▶ _REQUEST_:
Swap "field-value" for "field-text" in the records below, from the start through the line containing "field-label: Given name: <box>325", and give only those lines back with nothing else changed.

####

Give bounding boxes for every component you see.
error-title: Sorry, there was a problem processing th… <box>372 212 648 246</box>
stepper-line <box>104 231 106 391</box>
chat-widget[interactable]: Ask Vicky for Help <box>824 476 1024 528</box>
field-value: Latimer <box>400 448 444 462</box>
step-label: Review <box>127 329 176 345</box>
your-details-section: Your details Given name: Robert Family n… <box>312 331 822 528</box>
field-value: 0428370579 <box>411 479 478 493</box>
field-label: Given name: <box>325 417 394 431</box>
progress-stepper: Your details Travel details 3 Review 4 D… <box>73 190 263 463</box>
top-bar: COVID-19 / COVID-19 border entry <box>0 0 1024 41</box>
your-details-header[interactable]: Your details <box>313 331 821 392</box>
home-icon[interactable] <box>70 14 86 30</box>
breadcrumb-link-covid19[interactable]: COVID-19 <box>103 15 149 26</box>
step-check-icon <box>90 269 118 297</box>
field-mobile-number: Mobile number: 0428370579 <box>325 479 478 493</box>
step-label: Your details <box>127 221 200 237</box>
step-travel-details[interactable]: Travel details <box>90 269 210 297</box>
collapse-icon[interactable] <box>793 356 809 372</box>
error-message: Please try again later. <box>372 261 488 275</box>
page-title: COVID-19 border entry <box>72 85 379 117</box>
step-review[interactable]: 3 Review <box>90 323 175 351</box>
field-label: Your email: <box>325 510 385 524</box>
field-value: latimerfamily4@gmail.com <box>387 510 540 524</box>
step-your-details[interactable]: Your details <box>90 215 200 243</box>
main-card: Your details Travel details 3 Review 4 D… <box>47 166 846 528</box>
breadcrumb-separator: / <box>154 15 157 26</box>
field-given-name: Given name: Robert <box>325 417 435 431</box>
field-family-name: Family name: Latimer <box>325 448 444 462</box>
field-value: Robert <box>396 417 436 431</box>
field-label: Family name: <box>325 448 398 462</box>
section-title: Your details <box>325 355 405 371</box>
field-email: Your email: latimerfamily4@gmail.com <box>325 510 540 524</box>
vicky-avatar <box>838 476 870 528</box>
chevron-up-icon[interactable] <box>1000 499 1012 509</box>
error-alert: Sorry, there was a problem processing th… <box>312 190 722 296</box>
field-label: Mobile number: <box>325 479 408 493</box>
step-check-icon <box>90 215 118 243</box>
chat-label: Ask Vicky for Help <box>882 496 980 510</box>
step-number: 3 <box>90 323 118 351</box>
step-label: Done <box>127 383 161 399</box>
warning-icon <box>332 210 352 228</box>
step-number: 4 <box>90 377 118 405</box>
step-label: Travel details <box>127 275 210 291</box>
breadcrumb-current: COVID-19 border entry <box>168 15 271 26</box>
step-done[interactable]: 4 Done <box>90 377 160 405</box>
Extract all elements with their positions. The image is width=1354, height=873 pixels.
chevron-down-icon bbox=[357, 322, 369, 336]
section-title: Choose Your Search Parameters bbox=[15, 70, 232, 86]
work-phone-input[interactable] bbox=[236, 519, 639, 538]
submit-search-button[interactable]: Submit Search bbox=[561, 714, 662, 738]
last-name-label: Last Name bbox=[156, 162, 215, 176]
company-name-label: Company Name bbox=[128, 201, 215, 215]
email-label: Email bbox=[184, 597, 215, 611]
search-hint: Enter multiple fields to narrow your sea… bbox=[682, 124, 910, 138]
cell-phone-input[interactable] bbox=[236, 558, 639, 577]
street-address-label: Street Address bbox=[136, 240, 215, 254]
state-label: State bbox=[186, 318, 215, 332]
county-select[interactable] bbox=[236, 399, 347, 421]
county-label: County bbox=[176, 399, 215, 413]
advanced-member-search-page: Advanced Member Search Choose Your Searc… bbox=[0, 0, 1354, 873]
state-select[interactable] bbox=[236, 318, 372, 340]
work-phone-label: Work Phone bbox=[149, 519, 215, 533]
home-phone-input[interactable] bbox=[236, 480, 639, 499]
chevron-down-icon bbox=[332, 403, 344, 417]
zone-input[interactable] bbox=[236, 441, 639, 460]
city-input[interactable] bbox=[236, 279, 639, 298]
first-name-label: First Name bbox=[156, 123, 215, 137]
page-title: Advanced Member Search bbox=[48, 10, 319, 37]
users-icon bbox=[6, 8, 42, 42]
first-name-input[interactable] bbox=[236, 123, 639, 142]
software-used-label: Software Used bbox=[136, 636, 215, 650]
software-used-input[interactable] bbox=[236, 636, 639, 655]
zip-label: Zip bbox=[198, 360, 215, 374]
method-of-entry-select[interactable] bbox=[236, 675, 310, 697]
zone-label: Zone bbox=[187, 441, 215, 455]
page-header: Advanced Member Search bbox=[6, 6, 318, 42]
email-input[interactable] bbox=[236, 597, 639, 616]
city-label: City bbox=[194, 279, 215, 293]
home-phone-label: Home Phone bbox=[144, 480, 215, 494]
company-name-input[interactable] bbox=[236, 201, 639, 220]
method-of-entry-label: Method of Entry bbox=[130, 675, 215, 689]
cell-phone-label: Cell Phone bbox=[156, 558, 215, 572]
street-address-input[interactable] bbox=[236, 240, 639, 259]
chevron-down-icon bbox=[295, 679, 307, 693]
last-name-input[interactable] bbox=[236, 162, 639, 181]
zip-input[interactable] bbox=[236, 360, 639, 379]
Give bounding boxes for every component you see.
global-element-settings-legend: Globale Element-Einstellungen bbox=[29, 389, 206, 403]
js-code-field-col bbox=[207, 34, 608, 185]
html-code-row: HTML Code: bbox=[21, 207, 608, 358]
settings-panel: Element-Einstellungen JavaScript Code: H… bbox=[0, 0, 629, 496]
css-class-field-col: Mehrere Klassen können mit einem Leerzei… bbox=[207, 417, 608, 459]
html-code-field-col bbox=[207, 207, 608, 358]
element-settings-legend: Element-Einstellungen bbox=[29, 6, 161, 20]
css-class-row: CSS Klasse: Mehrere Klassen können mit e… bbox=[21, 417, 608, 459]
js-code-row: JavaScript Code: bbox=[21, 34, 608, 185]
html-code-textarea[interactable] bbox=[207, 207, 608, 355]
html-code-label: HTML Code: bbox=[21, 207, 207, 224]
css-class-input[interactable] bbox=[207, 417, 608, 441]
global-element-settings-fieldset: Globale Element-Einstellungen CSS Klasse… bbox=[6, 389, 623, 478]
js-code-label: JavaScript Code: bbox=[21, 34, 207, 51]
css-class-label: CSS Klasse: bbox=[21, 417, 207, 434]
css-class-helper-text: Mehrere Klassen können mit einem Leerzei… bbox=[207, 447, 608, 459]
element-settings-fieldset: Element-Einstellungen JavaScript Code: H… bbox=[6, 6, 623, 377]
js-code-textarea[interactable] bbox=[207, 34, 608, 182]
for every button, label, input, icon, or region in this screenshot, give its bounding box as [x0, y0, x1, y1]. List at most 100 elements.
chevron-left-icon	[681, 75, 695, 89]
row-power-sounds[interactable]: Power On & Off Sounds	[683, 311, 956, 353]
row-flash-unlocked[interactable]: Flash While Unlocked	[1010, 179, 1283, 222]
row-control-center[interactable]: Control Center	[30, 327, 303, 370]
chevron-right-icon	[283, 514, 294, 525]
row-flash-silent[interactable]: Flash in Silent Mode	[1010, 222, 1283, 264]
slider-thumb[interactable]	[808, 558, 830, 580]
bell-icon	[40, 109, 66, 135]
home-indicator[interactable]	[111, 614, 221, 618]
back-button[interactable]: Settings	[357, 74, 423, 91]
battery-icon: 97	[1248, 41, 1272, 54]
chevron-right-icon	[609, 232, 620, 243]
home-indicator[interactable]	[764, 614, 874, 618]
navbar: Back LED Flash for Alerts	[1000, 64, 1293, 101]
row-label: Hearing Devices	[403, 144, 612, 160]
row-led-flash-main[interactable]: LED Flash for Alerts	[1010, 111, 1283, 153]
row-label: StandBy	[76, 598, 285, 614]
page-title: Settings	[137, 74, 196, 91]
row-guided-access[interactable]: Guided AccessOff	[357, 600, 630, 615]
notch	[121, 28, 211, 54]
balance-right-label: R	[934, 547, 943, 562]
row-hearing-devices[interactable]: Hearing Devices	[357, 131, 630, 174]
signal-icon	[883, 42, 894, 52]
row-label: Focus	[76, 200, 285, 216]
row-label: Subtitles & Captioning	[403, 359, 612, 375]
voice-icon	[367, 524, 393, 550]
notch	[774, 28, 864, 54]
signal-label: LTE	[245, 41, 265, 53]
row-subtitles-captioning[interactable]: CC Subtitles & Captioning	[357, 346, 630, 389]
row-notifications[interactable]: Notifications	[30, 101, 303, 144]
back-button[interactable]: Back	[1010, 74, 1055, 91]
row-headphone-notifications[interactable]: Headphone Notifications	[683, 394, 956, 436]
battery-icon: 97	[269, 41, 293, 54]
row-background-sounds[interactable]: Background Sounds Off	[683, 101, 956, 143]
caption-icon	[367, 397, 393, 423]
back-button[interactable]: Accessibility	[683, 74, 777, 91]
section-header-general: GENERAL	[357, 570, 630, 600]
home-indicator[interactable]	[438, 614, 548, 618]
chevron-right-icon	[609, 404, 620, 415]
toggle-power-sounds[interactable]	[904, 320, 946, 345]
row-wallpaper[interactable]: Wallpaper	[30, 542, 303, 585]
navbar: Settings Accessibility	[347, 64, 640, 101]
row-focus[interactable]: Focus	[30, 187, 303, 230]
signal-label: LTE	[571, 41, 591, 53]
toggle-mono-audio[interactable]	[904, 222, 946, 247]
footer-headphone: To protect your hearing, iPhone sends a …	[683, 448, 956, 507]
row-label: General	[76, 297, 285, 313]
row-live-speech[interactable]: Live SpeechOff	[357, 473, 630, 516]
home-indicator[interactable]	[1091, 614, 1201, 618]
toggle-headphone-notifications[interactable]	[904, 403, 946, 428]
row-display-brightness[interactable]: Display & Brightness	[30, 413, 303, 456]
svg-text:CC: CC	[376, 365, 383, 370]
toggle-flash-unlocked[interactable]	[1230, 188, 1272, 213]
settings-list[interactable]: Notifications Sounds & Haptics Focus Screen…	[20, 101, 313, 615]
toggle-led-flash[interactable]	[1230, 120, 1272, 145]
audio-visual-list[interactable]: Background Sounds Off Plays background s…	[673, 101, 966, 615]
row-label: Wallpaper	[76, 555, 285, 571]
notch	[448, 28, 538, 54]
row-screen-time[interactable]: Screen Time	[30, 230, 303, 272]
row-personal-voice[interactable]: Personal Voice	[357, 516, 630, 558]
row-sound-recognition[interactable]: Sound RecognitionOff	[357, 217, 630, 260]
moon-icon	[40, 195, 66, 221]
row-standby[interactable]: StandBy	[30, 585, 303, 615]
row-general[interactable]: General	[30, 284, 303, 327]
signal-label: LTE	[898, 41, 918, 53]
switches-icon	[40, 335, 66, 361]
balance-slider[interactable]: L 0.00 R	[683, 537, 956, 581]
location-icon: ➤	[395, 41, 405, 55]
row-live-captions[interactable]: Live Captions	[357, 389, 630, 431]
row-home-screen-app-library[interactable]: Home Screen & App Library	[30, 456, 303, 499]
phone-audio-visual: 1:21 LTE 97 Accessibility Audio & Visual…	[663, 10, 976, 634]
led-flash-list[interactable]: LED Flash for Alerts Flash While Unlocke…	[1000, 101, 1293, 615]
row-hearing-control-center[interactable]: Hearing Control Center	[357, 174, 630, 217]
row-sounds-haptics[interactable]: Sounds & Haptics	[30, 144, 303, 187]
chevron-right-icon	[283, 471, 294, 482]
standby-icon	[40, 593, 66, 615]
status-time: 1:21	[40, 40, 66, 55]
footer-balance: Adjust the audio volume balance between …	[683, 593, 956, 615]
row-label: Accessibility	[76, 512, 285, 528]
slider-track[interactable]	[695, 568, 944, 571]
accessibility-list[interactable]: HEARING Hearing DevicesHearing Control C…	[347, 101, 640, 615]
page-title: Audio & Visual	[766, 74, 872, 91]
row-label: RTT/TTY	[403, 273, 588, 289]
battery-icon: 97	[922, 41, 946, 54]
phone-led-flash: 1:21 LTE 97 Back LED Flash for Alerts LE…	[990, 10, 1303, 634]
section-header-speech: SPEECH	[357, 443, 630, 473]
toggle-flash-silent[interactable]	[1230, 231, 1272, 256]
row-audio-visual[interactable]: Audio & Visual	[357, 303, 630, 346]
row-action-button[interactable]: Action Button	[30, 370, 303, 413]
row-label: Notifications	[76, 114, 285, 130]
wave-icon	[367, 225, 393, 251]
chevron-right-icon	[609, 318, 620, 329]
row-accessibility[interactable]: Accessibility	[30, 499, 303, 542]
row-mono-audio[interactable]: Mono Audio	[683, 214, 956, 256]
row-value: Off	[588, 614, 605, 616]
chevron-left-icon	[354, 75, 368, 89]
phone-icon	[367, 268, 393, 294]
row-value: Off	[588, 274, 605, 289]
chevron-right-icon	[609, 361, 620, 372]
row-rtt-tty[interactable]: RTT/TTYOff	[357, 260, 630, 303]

####

▶ _EXERCISE ANSWER_:
Give bounding boxes for every component you see.
error-title: Sorry, there was a problem processing th… <box>372 212 648 246</box>
stepper-line <box>104 231 106 391</box>
chat-widget[interactable]: Ask Vicky for Help <box>824 476 1024 528</box>
field-text: Latimer <box>400 448 444 462</box>
step-label: Review <box>127 329 176 345</box>
your-details-section: Your details Given name: Robert Family n… <box>312 331 822 528</box>
field-text: 0428370579 <box>411 479 478 493</box>
field-label: Given name: <box>325 417 394 431</box>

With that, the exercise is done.